Data entries:
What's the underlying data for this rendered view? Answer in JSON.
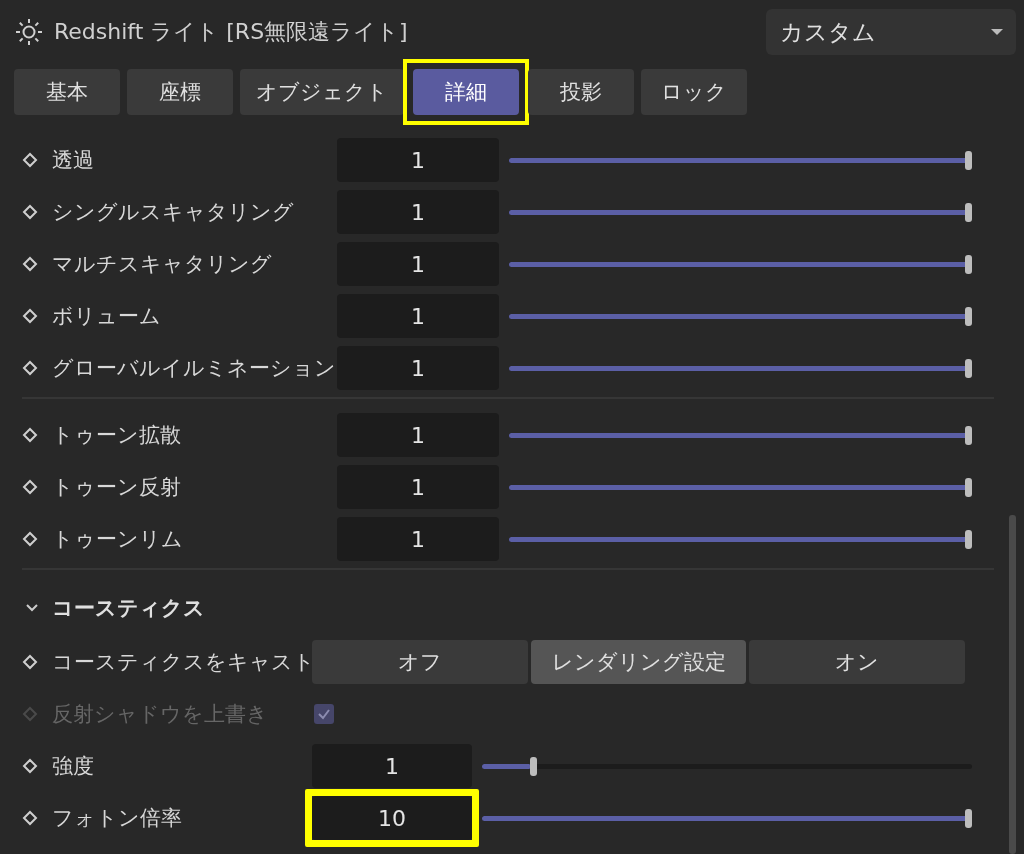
{
  "panel": {
    "title": "Redshift ライト [RS無限遠ライト]",
    "preset": "カスタム"
  },
  "tabs": [
    {
      "label": "基本",
      "selected": false,
      "highlighted": false
    },
    {
      "label": "座標",
      "selected": false,
      "highlighted": false
    },
    {
      "label": "オブジェクト",
      "selected": false,
      "highlighted": false
    },
    {
      "label": "詳細",
      "selected": true,
      "highlighted": true
    },
    {
      "label": "投影",
      "selected": false,
      "highlighted": false
    },
    {
      "label": "ロック",
      "selected": false,
      "highlighted": false
    }
  ],
  "groups": [
    {
      "rows": [
        {
          "kind": "slider",
          "label": "透過",
          "value": "1",
          "level": 1,
          "disabled": false,
          "highlighted": false
        },
        {
          "kind": "slider",
          "label": "シングルスキャタリング",
          "value": "1",
          "level": 1,
          "disabled": false,
          "highlighted": false
        },
        {
          "kind": "slider",
          "label": "マルチスキャタリング",
          "value": "1",
          "level": 1,
          "disabled": false,
          "highlighted": false
        },
        {
          "kind": "slider",
          "label": "ボリューム",
          "value": "1",
          "level": 1,
          "disabled": false,
          "highlighted": false
        },
        {
          "kind": "slider",
          "label": "グローバルイルミネーション",
          "value": "1",
          "level": 1,
          "disabled": false,
          "highlighted": false
        }
      ]
    },
    {
      "rows": [
        {
          "kind": "slider",
          "label": "トゥーン拡散",
          "value": "1",
          "level": 1,
          "disabled": false,
          "highlighted": false
        },
        {
          "kind": "slider",
          "label": "トゥーン反射",
          "value": "1",
          "level": 1,
          "disabled": false,
          "highlighted": false
        },
        {
          "kind": "slider",
          "label": "トゥーンリム",
          "value": "1",
          "level": 1,
          "disabled": false,
          "highlighted": false
        }
      ]
    }
  ],
  "section": {
    "title": "コースティクス",
    "expanded": true,
    "rows": [
      {
        "kind": "segmented",
        "label": "コースティクスをキャスト",
        "disabled": false,
        "highlighted": false,
        "options": [
          {
            "label": "オフ",
            "selected": false
          },
          {
            "label": "レンダリング設定",
            "selected": true
          },
          {
            "label": "オン",
            "selected": false
          }
        ]
      },
      {
        "kind": "checkbox",
        "label": "反射シャドウを上書き",
        "checked": true,
        "disabled": true,
        "highlighted": false
      },
      {
        "kind": "slider",
        "label": "強度",
        "value": "1",
        "level": 0.1,
        "disabled": false,
        "highlighted": false
      },
      {
        "kind": "slider",
        "label": "フォトン倍率",
        "value": "10",
        "level": 1,
        "disabled": false,
        "highlighted": true
      }
    ]
  }
}
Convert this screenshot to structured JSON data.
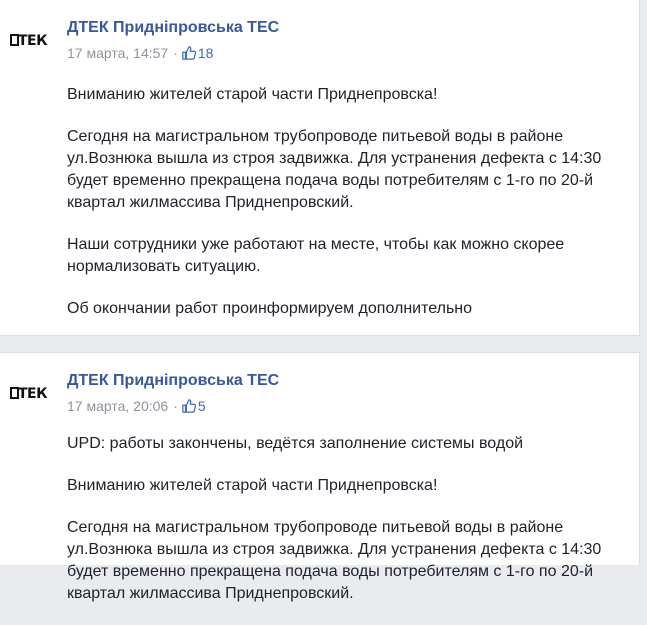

AIM OF THE EXERCISE:
From the material above, count the lines that include "JSON" and give only the total.

EXERCISE OUTPUT:
2